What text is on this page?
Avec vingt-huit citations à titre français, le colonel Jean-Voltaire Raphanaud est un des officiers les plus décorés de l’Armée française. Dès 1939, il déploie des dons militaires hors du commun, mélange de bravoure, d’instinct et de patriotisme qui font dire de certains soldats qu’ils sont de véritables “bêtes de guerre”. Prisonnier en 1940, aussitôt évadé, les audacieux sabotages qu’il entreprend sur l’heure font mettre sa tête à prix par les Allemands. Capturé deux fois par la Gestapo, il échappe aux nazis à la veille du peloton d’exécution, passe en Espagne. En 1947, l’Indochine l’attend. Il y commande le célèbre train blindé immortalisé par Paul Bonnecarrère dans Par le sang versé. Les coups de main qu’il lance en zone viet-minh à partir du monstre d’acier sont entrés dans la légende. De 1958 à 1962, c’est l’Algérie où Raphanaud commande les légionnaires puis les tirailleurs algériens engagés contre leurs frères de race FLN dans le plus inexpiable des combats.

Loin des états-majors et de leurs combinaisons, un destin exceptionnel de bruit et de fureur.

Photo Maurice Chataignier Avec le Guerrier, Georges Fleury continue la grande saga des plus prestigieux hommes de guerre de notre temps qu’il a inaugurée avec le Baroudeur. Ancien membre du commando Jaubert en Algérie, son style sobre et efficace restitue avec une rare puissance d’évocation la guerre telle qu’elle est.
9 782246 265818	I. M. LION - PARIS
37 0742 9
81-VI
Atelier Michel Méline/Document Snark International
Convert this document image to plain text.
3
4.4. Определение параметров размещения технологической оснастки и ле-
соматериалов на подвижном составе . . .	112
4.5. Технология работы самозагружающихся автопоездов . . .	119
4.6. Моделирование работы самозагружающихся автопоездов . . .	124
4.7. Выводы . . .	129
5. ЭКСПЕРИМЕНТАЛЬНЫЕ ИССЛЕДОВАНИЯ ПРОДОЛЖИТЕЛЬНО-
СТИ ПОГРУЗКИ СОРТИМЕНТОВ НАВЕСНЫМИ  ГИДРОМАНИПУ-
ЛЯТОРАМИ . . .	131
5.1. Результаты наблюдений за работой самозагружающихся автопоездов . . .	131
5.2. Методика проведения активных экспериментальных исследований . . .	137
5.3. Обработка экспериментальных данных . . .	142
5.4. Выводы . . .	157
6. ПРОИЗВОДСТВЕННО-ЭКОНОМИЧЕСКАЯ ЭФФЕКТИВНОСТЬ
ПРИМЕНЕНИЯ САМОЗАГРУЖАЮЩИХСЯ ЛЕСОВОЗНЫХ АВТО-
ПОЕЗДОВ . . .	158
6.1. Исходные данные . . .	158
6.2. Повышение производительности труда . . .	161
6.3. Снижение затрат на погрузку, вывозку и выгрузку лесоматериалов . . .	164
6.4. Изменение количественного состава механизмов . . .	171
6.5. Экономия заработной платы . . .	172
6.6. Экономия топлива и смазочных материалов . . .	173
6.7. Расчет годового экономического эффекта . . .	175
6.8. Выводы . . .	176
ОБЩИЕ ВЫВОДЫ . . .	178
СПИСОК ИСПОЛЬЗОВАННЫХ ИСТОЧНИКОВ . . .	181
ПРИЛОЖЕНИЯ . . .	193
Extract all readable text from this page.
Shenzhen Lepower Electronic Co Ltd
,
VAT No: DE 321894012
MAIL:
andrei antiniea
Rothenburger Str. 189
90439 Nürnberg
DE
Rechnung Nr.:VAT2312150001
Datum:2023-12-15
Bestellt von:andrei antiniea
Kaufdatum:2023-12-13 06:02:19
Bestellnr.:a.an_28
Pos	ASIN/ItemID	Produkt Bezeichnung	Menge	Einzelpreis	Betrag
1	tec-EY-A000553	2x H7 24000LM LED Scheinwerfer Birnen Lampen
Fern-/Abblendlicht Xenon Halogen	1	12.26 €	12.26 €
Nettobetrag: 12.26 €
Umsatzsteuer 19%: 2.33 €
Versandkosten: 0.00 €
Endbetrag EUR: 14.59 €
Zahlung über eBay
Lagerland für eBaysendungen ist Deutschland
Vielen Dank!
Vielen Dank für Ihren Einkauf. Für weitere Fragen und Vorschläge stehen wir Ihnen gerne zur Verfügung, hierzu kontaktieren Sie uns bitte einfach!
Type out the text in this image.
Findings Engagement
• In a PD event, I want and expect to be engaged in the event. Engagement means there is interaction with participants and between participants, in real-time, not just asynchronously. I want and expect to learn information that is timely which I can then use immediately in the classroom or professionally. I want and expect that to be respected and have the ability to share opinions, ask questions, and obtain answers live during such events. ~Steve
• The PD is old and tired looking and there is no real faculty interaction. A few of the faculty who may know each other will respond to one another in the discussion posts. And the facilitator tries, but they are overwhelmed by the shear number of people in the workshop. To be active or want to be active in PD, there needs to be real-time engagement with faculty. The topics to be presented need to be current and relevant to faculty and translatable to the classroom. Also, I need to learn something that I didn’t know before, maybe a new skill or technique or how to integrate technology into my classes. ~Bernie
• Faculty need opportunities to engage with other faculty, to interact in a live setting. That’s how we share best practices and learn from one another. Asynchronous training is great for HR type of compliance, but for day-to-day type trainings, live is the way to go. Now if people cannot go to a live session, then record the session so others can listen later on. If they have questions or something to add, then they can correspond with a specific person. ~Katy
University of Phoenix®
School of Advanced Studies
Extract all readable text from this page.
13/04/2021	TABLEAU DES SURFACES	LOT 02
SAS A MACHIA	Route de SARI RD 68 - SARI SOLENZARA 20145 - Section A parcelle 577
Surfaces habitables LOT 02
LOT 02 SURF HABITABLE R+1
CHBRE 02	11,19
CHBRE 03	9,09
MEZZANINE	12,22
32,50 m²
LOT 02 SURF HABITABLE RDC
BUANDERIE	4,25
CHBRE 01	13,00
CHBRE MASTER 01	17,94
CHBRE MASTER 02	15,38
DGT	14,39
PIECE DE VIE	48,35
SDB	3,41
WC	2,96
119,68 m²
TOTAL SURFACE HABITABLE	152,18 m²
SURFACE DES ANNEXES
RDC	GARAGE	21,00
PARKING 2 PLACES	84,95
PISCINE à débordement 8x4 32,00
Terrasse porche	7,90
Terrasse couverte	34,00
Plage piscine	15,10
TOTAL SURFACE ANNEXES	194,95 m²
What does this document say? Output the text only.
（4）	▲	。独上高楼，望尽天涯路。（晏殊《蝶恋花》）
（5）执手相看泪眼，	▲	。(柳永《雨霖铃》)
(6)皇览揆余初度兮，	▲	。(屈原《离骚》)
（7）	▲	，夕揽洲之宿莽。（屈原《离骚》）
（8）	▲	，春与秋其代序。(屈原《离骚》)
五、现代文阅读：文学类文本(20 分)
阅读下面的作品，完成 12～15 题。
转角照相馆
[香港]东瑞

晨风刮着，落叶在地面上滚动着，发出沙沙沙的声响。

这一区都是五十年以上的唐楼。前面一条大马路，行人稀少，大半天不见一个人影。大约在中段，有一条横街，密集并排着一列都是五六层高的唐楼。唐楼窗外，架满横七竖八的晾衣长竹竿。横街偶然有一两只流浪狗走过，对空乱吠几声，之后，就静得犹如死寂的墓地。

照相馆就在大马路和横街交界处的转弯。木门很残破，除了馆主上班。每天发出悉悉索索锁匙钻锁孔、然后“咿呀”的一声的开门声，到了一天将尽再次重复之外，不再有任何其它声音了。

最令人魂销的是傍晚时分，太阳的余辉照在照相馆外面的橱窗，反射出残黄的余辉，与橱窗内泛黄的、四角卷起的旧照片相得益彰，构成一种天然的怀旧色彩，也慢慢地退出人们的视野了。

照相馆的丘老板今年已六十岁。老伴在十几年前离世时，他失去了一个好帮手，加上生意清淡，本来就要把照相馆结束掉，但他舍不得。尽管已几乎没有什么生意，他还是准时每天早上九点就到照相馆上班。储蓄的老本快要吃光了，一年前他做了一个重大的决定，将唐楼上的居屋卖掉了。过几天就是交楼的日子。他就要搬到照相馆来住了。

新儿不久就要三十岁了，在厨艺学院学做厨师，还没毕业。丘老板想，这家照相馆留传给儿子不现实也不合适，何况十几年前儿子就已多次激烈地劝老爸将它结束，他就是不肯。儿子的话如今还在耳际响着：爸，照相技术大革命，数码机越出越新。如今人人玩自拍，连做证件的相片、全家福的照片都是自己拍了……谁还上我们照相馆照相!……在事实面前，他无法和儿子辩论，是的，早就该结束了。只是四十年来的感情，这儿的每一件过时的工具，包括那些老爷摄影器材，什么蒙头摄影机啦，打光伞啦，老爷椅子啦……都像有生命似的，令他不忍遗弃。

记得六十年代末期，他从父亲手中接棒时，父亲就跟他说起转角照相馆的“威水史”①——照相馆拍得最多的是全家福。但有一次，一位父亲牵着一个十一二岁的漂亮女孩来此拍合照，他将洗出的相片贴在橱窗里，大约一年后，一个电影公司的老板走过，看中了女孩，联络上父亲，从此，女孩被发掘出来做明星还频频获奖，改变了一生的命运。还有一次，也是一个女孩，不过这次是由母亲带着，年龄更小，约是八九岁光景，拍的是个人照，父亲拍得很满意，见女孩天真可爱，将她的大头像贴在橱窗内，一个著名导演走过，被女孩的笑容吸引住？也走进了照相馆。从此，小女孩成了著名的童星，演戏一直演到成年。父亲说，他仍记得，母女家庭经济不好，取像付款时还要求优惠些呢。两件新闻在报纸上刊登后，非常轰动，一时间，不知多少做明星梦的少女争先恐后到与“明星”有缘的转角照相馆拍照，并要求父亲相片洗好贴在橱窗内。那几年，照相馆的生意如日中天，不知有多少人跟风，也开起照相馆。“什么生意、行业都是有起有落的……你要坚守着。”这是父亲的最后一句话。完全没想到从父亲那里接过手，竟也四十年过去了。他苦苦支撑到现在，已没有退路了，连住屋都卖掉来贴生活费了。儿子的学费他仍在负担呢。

───

> _THE REQUEST_
Repeat, with no changes, each line from the one with "What does this" to the end of the listing, including both ends and nothing else.

> _COMPLETE RESPONSE_
What does this document say? Output the text only.
（4）	▲	。独上高楼，望尽天涯路。（晏殊《蝶恋花》）
（5）执手相看泪眼，	▲	。(柳永《雨霖铃》)
(6)皇览揆余初度兮，	▲	。(屈原《离骚》)
（7）	▲	，夕揽洲之宿莽。（屈原《离骚》）
（8）	▲	，春与秋其代序。(屈原《离骚》)
五、现代文阅读：文学类文本(20 分)
阅读下面的作品，完成 12～15 题。
转角照相馆
[香港]东瑞

晨风刮着，落叶在地面上滚动着，发出沙沙沙的声响。

这一区都是五十年以上的唐楼。前面一条大马路，行人稀少，大半天不见一个人影。大约在中段，有一条横街，密集并排着一列都是五六层高的唐楼。唐楼窗外，架满横七竖八的晾衣长竹竿。横街偶然有一两只流浪狗走过，对空乱吠几声，之后，就静得犹如死寂的墓地。

照相馆就在大马路和横街交界处的转弯。木门很残破，除了馆主上班。每天发出悉悉索索锁匙钻锁孔、然后“咿呀”的一声的开门声，到了一天将尽再次重复之外，不再有任何其它声音了。

最令人魂销的是傍晚时分，太阳的余辉照在照相馆外面的橱窗，反射出残黄的余辉，与橱窗内泛黄的、四角卷起的旧照片相得益彰，构成一种天然的怀旧色彩，也慢慢地退出人们的视野了。

照相馆的丘老板今年已六十岁。老伴在十几年前离世时，他失去了一个好帮手，加上生意清淡，本来就要把照相馆结束掉，但他舍不得。尽管已几乎没有什么生意，他还是准时每天早上九点就到照相馆上班。储蓄的老本快要吃光了，一年前他做了一个重大的决定，将唐楼上的居屋卖掉了。过几天就是交楼的日子。他就要搬到照相馆来住了。

新儿不久就要三十岁了，在厨艺学院学做厨师，还没毕业。丘老板想，这家照相馆留传给儿子不现实也不合适，何况十几年前儿子就已多次激烈地劝老爸将它结束，他就是不肯。儿子的话如今还在耳际响着：爸，照相技术大革命，数码机越出越新。如今人人玩自拍，连做证件的相片、全家福的照片都是自己拍了……谁还上我们照相馆照相!……在事实面前，他无法和儿子辩论，是的，早就该结束了。只是四十年来的感情，这儿的每一件过时的工具，包括那些老爷摄影器材，什么蒙头摄影机啦，打光伞啦，老爷椅子啦……都像有生命似的，令他不忍遗弃。

记得六十年代末期，他从父亲手中接棒时，父亲就跟他说起转角照相馆的“威水史”①——照相馆拍得最多的是全家福。但有一次，一位父亲牵着一个十一二岁的漂亮女孩来此拍合照，他将洗出的相片贴在橱窗里，大约一年后，一个电影公司的老板走过，看中了女孩，联络上父亲，从此，女孩被发掘出来做明星还频频获奖，改变了一生的命运。还有一次，也是一个女孩，不过这次是由母亲带着，年龄更小，约是八九岁光景，拍的是个人照，父亲拍得很满意，见女孩天真可爱，将她的大头像贴在橱窗内，一个著名导演走过，被女孩的笑容吸引住？也走进了照相馆。从此，小女孩成了著名的童星，演戏一直演到成年。父亲说，他仍记得，母女家庭经济不好，取像付款时还要求优惠些呢。两件新闻在报纸上刊登后，非常轰动，一时间，不知多少做明星梦的少女争先恐后到与“明星”有缘的转角照相馆拍照，并要求父亲相片洗好贴在橱窗内。那几年，照相馆的生意如日中天，不知有多少人跟风，也开起照相馆。“什么生意、行业都是有起有落的……你要坚守着。”这是父亲的最后一句话。完全没想到从父亲那里接过手，竟也四十年过去了。他苦苦支撑到现在，已没有退路了，连住屋都卖掉来贴生活费了。儿子的学费他仍在负担呢。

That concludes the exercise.